> Required task
Return every line of the data below that includes the string "siswa".

Start Provided entries

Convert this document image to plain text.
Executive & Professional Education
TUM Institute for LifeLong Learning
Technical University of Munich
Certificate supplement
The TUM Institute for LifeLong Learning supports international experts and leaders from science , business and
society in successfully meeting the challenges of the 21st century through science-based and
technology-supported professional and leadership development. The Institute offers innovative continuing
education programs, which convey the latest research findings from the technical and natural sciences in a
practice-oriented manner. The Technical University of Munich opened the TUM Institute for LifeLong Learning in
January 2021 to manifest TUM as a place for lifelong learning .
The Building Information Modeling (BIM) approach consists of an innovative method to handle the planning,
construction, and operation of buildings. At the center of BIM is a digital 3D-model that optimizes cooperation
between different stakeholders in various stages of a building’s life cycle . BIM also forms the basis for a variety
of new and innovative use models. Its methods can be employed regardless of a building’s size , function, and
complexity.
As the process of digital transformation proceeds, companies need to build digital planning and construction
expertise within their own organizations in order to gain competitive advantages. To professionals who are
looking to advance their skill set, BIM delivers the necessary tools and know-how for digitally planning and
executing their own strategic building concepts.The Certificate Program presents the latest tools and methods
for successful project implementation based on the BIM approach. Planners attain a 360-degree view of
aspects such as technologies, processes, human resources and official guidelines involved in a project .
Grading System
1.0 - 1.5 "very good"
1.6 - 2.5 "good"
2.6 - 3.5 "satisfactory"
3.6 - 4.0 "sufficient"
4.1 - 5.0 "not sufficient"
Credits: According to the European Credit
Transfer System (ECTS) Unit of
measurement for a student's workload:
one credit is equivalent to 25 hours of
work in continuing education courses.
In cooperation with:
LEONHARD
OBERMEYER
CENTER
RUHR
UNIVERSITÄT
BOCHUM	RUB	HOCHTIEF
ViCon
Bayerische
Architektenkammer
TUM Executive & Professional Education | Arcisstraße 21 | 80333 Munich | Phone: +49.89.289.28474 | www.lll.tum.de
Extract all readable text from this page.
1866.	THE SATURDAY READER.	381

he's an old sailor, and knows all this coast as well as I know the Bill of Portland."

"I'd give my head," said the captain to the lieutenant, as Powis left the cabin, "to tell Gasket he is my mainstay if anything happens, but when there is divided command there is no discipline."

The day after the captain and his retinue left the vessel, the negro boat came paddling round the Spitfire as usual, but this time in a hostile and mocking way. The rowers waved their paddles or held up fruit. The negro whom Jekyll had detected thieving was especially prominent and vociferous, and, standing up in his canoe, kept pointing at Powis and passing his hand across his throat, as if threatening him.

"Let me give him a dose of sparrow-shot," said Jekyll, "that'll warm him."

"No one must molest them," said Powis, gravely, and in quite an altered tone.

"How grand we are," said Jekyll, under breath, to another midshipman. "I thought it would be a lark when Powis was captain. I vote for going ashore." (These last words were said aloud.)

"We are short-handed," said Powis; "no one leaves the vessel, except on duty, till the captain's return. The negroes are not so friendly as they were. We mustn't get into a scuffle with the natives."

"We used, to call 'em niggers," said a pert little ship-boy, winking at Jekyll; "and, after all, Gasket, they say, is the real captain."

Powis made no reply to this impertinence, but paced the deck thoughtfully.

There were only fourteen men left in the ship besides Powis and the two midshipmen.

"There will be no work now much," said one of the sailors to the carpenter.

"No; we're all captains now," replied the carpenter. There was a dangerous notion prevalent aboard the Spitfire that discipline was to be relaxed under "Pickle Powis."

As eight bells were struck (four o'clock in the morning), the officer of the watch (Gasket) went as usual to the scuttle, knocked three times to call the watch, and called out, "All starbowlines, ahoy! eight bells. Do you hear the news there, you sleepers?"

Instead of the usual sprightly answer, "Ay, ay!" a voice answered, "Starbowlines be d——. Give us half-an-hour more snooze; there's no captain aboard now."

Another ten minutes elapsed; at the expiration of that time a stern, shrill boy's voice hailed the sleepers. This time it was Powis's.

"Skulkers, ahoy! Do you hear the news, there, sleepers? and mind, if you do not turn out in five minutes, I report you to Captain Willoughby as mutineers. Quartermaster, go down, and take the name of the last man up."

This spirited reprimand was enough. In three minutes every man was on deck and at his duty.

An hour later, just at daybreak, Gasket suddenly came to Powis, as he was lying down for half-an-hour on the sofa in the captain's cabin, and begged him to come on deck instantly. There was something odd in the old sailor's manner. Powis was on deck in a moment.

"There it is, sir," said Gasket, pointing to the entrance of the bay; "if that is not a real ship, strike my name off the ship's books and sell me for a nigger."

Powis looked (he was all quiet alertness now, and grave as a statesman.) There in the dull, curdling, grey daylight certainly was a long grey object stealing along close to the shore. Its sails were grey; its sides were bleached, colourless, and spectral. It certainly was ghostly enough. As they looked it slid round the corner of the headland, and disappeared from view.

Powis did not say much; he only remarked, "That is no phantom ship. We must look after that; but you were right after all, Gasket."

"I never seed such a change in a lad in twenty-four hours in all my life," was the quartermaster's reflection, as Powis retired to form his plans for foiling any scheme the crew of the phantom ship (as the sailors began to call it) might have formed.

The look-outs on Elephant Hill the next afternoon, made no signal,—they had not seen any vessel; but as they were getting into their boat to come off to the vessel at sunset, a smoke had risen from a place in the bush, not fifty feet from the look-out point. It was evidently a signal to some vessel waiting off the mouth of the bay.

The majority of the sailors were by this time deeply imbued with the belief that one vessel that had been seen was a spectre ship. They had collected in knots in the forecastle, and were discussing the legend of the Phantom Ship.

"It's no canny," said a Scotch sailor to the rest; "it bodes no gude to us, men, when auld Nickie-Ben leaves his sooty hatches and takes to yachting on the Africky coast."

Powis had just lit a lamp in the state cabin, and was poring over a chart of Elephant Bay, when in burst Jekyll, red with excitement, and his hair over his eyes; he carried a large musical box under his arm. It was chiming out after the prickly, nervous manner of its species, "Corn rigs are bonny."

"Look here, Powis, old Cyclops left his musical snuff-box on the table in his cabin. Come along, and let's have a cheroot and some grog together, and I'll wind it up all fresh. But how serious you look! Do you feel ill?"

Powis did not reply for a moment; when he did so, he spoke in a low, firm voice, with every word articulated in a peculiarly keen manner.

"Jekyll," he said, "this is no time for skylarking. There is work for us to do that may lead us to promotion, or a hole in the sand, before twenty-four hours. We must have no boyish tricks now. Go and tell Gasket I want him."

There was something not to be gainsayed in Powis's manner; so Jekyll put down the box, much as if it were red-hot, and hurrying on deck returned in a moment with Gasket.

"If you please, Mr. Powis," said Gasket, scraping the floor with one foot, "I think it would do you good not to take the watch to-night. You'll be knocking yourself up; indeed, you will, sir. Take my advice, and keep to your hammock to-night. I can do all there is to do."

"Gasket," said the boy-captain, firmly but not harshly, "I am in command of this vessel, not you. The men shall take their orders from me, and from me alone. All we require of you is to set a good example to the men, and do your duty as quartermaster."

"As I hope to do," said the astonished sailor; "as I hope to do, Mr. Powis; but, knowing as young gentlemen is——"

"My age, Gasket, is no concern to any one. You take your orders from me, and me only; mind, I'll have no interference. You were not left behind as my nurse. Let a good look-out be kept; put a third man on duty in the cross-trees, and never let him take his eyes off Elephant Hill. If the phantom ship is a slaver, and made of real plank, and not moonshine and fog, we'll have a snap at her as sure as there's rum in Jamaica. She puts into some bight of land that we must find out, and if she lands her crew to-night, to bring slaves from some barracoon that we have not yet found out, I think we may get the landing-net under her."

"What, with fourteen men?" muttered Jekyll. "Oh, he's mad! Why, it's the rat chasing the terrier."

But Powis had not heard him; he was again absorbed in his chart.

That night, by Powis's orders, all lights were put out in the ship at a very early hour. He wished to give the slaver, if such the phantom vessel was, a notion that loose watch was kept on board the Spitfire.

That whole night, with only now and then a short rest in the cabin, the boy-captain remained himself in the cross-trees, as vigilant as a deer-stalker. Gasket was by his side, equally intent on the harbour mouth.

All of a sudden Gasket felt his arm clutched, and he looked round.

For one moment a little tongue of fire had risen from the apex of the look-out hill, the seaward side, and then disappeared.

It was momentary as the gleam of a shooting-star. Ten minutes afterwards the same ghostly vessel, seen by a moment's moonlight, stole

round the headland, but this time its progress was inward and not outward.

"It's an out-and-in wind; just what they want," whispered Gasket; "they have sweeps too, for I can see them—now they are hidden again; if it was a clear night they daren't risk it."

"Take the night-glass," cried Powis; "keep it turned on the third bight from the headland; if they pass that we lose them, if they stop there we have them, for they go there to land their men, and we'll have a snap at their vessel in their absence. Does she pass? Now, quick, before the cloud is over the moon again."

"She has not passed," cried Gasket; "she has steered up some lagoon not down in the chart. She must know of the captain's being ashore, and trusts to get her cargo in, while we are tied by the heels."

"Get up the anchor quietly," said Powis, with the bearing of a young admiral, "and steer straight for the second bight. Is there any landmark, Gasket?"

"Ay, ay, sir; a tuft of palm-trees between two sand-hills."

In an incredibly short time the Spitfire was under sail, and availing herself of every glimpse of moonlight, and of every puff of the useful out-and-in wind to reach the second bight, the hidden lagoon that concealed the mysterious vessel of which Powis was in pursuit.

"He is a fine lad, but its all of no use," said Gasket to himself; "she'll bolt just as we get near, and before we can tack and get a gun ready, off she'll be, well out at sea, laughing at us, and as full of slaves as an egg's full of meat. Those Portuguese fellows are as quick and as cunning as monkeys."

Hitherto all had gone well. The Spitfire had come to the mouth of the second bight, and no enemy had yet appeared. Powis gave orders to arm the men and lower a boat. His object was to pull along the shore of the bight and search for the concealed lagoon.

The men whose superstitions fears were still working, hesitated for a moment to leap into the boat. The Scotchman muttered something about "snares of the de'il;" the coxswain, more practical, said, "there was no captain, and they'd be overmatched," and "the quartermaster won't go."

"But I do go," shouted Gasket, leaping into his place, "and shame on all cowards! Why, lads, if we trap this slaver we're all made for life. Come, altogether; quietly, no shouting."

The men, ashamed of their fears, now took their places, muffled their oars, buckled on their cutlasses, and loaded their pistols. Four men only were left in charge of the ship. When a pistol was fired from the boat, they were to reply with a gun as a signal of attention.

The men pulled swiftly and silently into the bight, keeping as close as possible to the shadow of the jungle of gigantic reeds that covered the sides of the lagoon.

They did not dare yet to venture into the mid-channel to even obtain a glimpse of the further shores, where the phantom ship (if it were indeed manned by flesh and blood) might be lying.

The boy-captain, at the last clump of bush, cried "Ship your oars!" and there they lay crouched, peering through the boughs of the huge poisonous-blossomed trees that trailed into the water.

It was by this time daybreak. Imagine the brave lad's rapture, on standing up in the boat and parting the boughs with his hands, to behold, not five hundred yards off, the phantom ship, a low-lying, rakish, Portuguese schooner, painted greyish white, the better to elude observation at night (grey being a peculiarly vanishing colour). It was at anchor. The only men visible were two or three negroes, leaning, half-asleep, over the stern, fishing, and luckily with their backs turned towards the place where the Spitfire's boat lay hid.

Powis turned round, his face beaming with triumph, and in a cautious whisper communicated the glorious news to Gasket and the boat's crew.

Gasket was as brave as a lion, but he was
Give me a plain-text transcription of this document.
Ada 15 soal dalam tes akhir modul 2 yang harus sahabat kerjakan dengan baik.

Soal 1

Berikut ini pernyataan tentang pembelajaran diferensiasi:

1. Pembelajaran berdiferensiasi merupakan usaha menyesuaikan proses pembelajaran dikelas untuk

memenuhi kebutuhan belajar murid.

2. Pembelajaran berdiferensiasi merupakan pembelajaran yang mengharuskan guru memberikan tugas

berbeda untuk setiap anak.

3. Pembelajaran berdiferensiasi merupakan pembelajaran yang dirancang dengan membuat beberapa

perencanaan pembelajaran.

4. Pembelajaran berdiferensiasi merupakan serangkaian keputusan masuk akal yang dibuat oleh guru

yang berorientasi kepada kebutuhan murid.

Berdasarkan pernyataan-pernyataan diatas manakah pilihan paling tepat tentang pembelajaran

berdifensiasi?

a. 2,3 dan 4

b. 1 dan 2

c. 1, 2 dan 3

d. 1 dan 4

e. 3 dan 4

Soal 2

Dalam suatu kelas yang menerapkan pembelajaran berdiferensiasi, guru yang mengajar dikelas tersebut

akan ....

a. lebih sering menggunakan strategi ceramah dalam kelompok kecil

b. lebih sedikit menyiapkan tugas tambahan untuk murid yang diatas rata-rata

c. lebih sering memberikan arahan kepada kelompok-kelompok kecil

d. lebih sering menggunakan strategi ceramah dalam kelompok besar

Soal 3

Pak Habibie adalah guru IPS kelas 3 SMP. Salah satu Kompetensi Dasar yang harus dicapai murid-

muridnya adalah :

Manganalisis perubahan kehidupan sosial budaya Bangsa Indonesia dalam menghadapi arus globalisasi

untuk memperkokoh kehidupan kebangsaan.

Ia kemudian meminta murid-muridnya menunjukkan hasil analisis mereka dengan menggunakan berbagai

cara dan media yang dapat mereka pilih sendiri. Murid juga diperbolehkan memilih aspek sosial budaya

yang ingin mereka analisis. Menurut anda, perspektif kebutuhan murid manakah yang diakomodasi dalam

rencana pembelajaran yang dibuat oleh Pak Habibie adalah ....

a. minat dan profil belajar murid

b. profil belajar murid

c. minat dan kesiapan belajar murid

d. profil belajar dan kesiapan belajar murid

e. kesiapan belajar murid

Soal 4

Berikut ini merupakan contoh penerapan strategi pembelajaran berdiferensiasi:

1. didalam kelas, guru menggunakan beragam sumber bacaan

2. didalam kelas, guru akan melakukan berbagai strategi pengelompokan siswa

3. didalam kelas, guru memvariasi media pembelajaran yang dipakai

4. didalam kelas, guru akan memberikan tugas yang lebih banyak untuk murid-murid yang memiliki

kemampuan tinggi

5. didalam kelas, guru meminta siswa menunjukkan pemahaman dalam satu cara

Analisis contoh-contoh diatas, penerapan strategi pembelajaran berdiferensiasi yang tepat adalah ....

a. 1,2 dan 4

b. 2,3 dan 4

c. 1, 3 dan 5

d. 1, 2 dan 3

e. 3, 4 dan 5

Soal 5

End Provided entries

> Written answer
2. didalam kelas, guru akan melakukan berbagai strategi pengelompokan siswa
5. didalam kelas, guru meminta siswa menunjukkan pemahaman dalam satu cara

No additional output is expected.